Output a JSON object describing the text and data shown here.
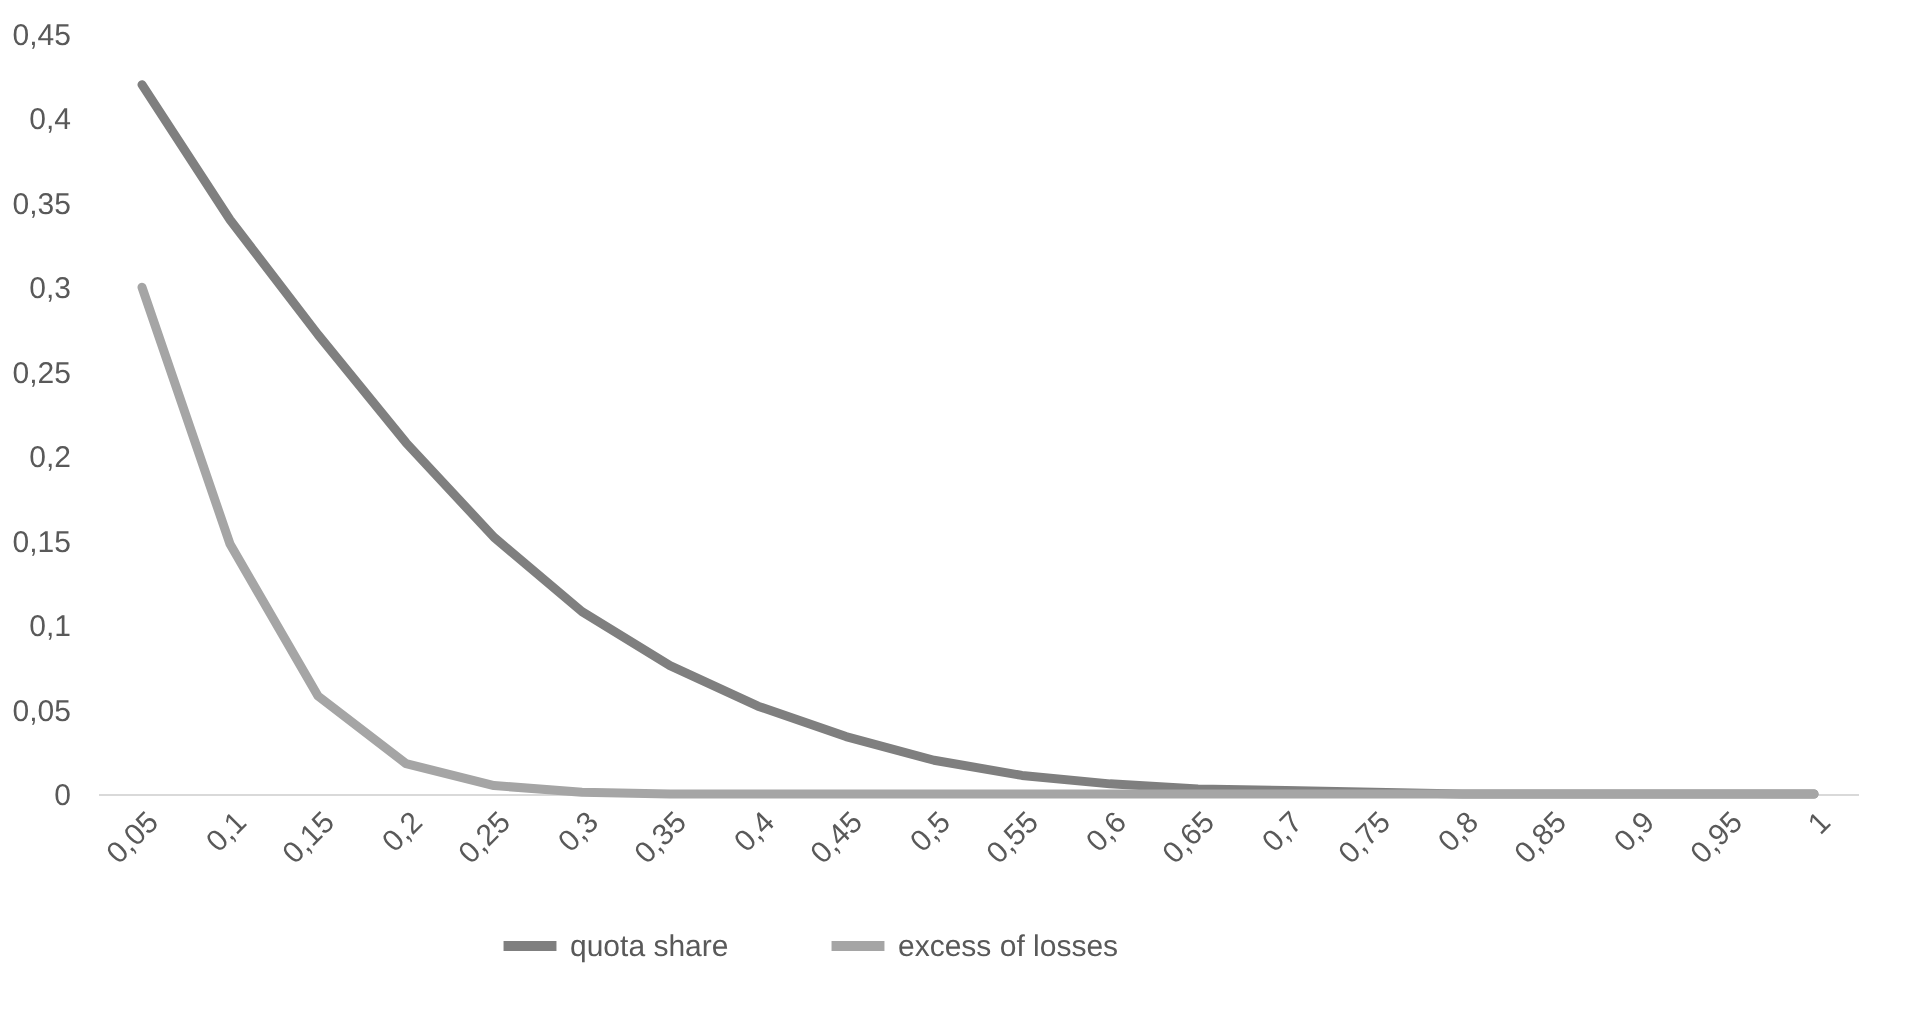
{
  "chart_data": {
    "type": "line",
    "categories": [
      "0,05",
      "0,1",
      "0,15",
      "0,2",
      "0,25",
      "0,3",
      "0,35",
      "0,4",
      "0,45",
      "0,5",
      "0,55",
      "0,6",
      "0,65",
      "0,7",
      "0,75",
      "0,8",
      "0,85",
      "0,9",
      "0,95",
      "1"
    ],
    "series": [
      {
        "name": "quota share",
        "color": "#7f7f7f",
        "values": [
          0.42,
          0.34,
          0.272,
          0.208,
          0.152,
          0.108,
          0.076,
          0.052,
          0.034,
          0.02,
          0.011,
          0.006,
          0.003,
          0.002,
          0.001,
          0,
          0,
          0,
          0,
          0
        ]
      },
      {
        "name": "excess of losses",
        "color": "#a5a5a5",
        "values": [
          0.3,
          0.148,
          0.058,
          0.018,
          0.005,
          0.001,
          0,
          0,
          0,
          0,
          0,
          0,
          0,
          0,
          0,
          0,
          0,
          0,
          0,
          0
        ]
      }
    ],
    "ylim": [
      0,
      0.45
    ],
    "yticks": [
      {
        "value": 0,
        "label": "0"
      },
      {
        "value": 0.05,
        "label": "0,05"
      },
      {
        "value": 0.1,
        "label": "0,1"
      },
      {
        "value": 0.15,
        "label": "0,15"
      },
      {
        "value": 0.2,
        "label": "0,2"
      },
      {
        "value": 0.25,
        "label": "0,25"
      },
      {
        "value": 0.3,
        "label": "0,3"
      },
      {
        "value": 0.35,
        "label": "0,35"
      },
      {
        "value": 0.4,
        "label": "0,4"
      },
      {
        "value": 0.45,
        "label": "0,45"
      }
    ],
    "grid": false,
    "legend": "bottom",
    "marker": "none",
    "line_style": "solid"
  }
}
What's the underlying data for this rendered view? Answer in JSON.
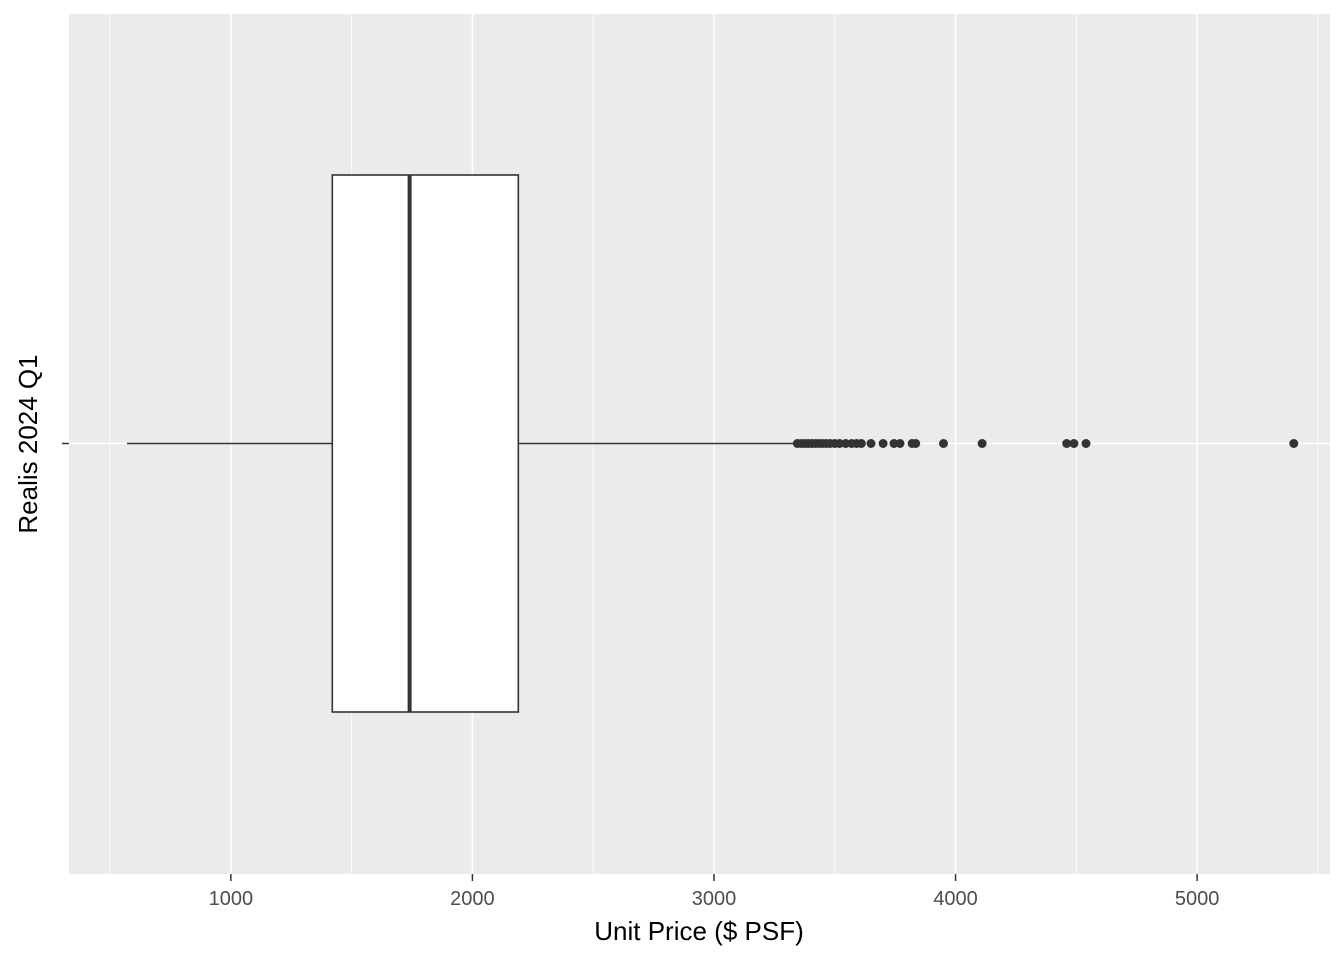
{
  "chart_data": {
    "type": "boxplot",
    "orientation": "horizontal",
    "title": "",
    "xlabel": "Unit Price ($ PSF)",
    "ylabel": "Realis 2024 Q1",
    "xlim": [
      330,
      5550
    ],
    "x_ticks": [
      1000,
      2000,
      3000,
      4000,
      5000
    ],
    "grid": true,
    "categories": [
      "Realis 2024 Q1"
    ],
    "box": {
      "whisker_low": 570,
      "q1": 1420,
      "median": 1740,
      "q3": 2190,
      "whisker_high": 3340
    },
    "outliers": [
      3345,
      3360,
      3375,
      3390,
      3405,
      3420,
      3435,
      3450,
      3465,
      3480,
      3500,
      3520,
      3545,
      3570,
      3590,
      3610,
      3650,
      3700,
      3745,
      3770,
      3820,
      3835,
      3950,
      4110,
      4460,
      4490,
      4540,
      5400
    ],
    "colors": {
      "panel_background": "#ebebeb",
      "grid_major": "#ffffff",
      "box_fill": "#ffffff",
      "box_stroke": "#333333",
      "outlier": "#333333"
    }
  }
}
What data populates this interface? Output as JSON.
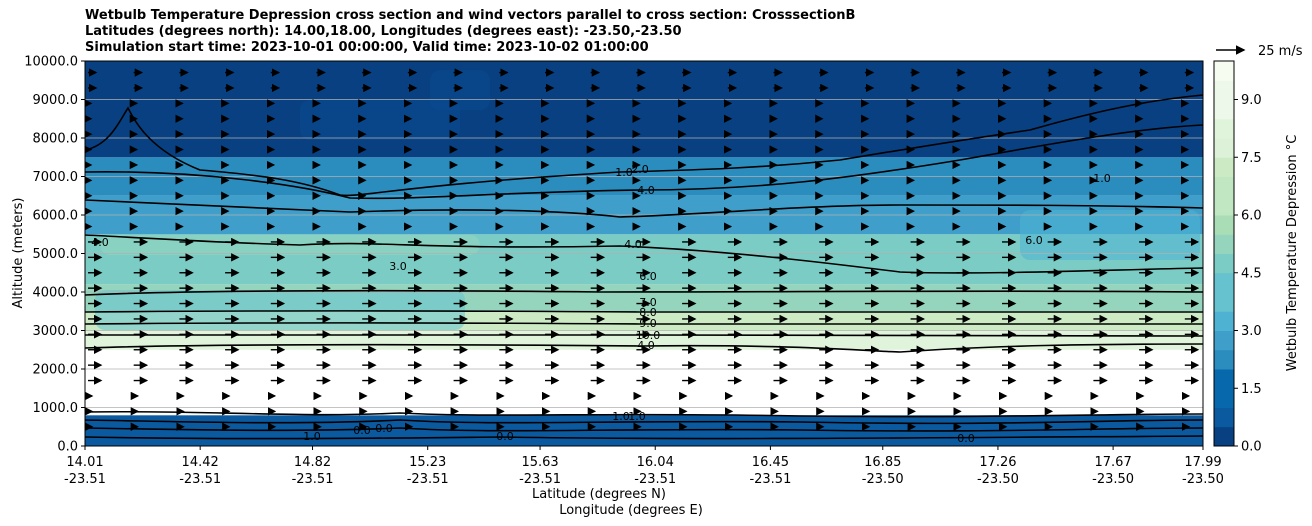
{
  "chart_data": {
    "type": "contour",
    "title": [
      "Wetbulb Temperature Depression cross section and wind vectors parallel to cross section: CrosssectionB",
      "Latitudes (degrees north): 14.00,18.00, Longitudes (degrees east): -23.50,-23.50",
      "Simulation start time: 2023-10-01 00:00:00, Valid time: 2023-10-02 01:00:00"
    ],
    "ylabel": "Altitude (meters)",
    "xlabel_lat": "Latitude (degrees N)",
    "xlabel_lon": "Longitude (degrees E)",
    "ylim": [
      0,
      10000
    ],
    "yticks": [
      "0.0",
      "1000.0",
      "2000.0",
      "3000.0",
      "4000.0",
      "5000.0",
      "6000.0",
      "7000.0",
      "8000.0",
      "9000.0",
      "10000.0"
    ],
    "xticks": [
      {
        "lat": "14.01",
        "lon": "-23.51"
      },
      {
        "lat": "14.42",
        "lon": "-23.51"
      },
      {
        "lat": "14.82",
        "lon": "-23.51"
      },
      {
        "lat": "15.23",
        "lon": "-23.51"
      },
      {
        "lat": "15.63",
        "lon": "-23.51"
      },
      {
        "lat": "16.04",
        "lon": "-23.51"
      },
      {
        "lat": "16.45",
        "lon": "-23.51"
      },
      {
        "lat": "16.85",
        "lon": "-23.50"
      },
      {
        "lat": "17.26",
        "lon": "-23.50"
      },
      {
        "lat": "17.67",
        "lon": "-23.50"
      },
      {
        "lat": "17.99",
        "lon": "-23.50"
      }
    ],
    "colorbar": {
      "label": "Wetbulb Temperature Depression °C",
      "ticks": [
        "0.0",
        "1.5",
        "3.0",
        "4.5",
        "6.0",
        "7.5",
        "9.0"
      ],
      "range": [
        0,
        10
      ]
    },
    "quiver_key": "25 m/s",
    "contour_labels": [
      "1.0",
      "2.0",
      "4.0",
      "4.0",
      "6.0",
      "7.0",
      "8.0",
      "9.0",
      "10.0",
      "4.0",
      "3.0",
      "6.0",
      "4.0",
      "1.0",
      "1.0",
      "0.0",
      "0.0",
      "0.0",
      "1.0",
      "1.0",
      "0.0"
    ],
    "layers": [
      {
        "z0": 0,
        "z1": 800,
        "value": 1.0
      },
      {
        "z0": 800,
        "z1": 2500,
        "value": 10.0
      },
      {
        "z0": 2500,
        "z1": 3000,
        "value": 8.5
      },
      {
        "z0": 3000,
        "z1": 3500,
        "value": 7.0
      },
      {
        "z0": 3500,
        "z1": 4200,
        "value": 5.5
      },
      {
        "z0": 4200,
        "z1": 5500,
        "value": 4.5
      },
      {
        "z0": 5500,
        "z1": 6500,
        "value": 3.0
      },
      {
        "z0": 6500,
        "z1": 7500,
        "value": 2.0
      },
      {
        "z0": 7500,
        "z1": 10000,
        "value": 0.6
      }
    ]
  }
}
====================
* Written request
Your task is to repeat the material above exactly, without its pictures.

* Output of the exercise
Output a JSON object describing the text and data shown here.
{
  "chart_data": {
    "type": "line",
    "categories": [
      "0,05",
      "0,1",
      "0,15",
      "0,2",
      "0,25",
      "0,3",
      "0,35",
      "0,4",
      "0,45",
      "0,5",
      "0,55",
      "0,6",
      "0,65",
      "0,7",
      "0,75",
      "0,8",
      "0,85",
      "0,9",
      "0,95",
      "1"
    ],
    "series": [
      {
        "name": "quota share",
        "color": "#7f7f7f",
        "values": [
          0.42,
          0.34,
          0.272,
          0.208,
          0.152,
          0.108,
          0.076,
          0.052,
          0.034,
          0.02,
          0.011,
          0.006,
          0.003,
          0.002,
          0.001,
          0,
          0,
          0,
          0,
          0
        ]
      },
      {
        "name": "excess of losses",
        "color": "#a5a5a5",
        "values": [
          0.3,
          0.148,
          0.058,
          0.018,
          0.005,
          0.001,
          0,
          0,
          0,
          0,
          0,
          0,
          0,
          0,
          0,
          0,
          0,
          0,
          0,
          0
        ]
      }
    ],
    "ylim": [
      0,
      0.45
    ],
    "yticks": [
      {
        "value": 0,
        "label": "0"
      },
      {
        "value": 0.05,
        "label": "0,05"
      },
      {
        "value": 0.1,
        "label": "0,1"
      },
      {
        "value": 0.15,
        "label": "0,15"
      },
      {
        "value": 0.2,
        "label": "0,2"
      },
      {
        "value": 0.25,
        "label": "0,25"
      },
      {
        "value": 0.3,
        "label": "0,3"
      },
      {
        "value": 0.35,
        "label": "0,35"
      },
      {
        "value": 0.4,
        "label": "0,4"
      },
      {
        "value": 0.45,
        "label": "0,45"
      }
    ],
    "grid": false,
    "legend": "bottom",
    "marker": "none",
    "line_style": "solid"
  }
}
What's the underlying data for this rendered view? Answer in JSON.
{
  "chart_data": {
    "type": "boxplot",
    "orientation": "horizontal",
    "title": "",
    "xlabel": "Unit Price ($ PSF)",
    "ylabel": "Realis 2024 Q1",
    "xlim": [
      330,
      5550
    ],
    "x_ticks": [
      1000,
      2000,
      3000,
      4000,
      5000
    ],
    "grid": true,
    "categories": [
      "Realis 2024 Q1"
    ],
    "box": {
      "whisker_low": 570,
      "q1": 1420,
      "median": 1740,
      "q3": 2190,
      "whisker_high": 3340
    },
    "outliers": [
      3345,
      3360,
      3375,
      3390,
      3405,
      3420,
      3435,
      3450,
      3465,
      3480,
      3500,
      3520,
      3545,
      3570,
      3590,
      3610,
      3650,
      3700,
      3745,
      3770,
      3820,
      3835,
      3950,
      4110,
      4460,
      4490,
      4540,
      5400
    ],
    "colors": {
      "panel_background": "#ebebeb",
      "grid_major": "#ffffff",
      "box_fill": "#ffffff",
      "box_stroke": "#333333",
      "outlier": "#333333"
    }
  }
}
What data populates this interface? Output as JSON.
{
  "chart_data": {
    "type": "contour",
    "title": [
      "Wetbulb Temperature Depression cross section and wind vectors parallel to cross section: CrosssectionB",
      "Latitudes (degrees north): 14.00,18.00, Longitudes (degrees east): -23.50,-23.50",
      "Simulation start time: 2023-10-01 00:00:00, Valid time: 2023-10-02 01:00:00"
    ],
    "ylabel": "Altitude (meters)",
    "xlabel_lat": "Latitude (degrees N)",
    "xlabel_lon": "Longitude (degrees E)",
    "ylim": [
      0,
      10000
    ],
    "yticks": [
      "0.0",
      "1000.0",
      "2000.0",
      "3000.0",
      "4000.0",
      "5000.0",
      "6000.0",
      "7000.0",
      "8000.0",
      "9000.0",
      "10000.0"
    ],
    "xticks": [
      {
        "lat": "14.01",
        "lon": "-23.51"
      },
      {
        "lat": "14.42",
        "lon": "-23.51"
      },
      {
        "lat": "14.82",
        "lon": "-23.51"
      },
      {
        "lat": "15.23",
        "lon": "-23.51"
      },
      {
        "lat": "15.63",
        "lon": "-23.51"
      },
      {
        "lat": "16.04",
        "lon": "-23.51"
      },
      {
        "lat": "16.45",
        "lon": "-23.51"
      },
      {
        "lat": "16.85",
        "lon": "-23.50"
      },
      {
        "lat": "17.26",
        "lon": "-23.50"
      },
      {
        "lat": "17.67",
        "lon": "-23.50"
      },
      {
        "lat": "17.99",
        "lon": "-23.50"
      }
    ],
    "colorbar": {
      "label": "Wetbulb Temperature Depression °C",
      "ticks": [
        "0.0",
        "1.5",
        "3.0",
        "4.5",
        "6.0",
        "7.5",
        "9.0"
      ],
      "range": [
        0,
        10
      ]
    },
    "quiver_key": "25 m/s",
    "contour_labels": [
      "1.0",
      "2.0",
      "4.0",
      "4.0",
      "6.0",
      "7.0",
      "8.0",
      "9.0",
      "10.0",
      "4.0",
      "3.0",
      "6.0",
      "4.0",
      "1.0",
      "1.0",
      "0.0",
      "0.0",
      "0.0",
      "1.0",
      "1.0",
      "0.0"
    ],
    "layers": [
      {
        "z0": 0,
        "z1": 800,
        "value": 1.0
      },
      {
        "z0": 800,
        "z1": 2500,
        "value": 10.0
      },
      {
        "z0": 2500,
        "z1": 3000,
        "value": 8.5
      },
      {
        "z0": 3000,
        "z1": 3500,
        "value": 7.0
      },
      {
        "z0": 3500,
        "z1": 4200,
        "value": 5.5
      },
      {
        "z0": 4200,
        "z1": 5500,
        "value": 4.5
      },
      {
        "z0": 5500,
        "z1": 6500,
        "value": 3.0
      },
      {
        "z0": 6500,
        "z1": 7500,
        "value": 2.0
      },
      {
        "z0": 7500,
        "z1": 10000,
        "value": 0.6
      }
    ]
  }
}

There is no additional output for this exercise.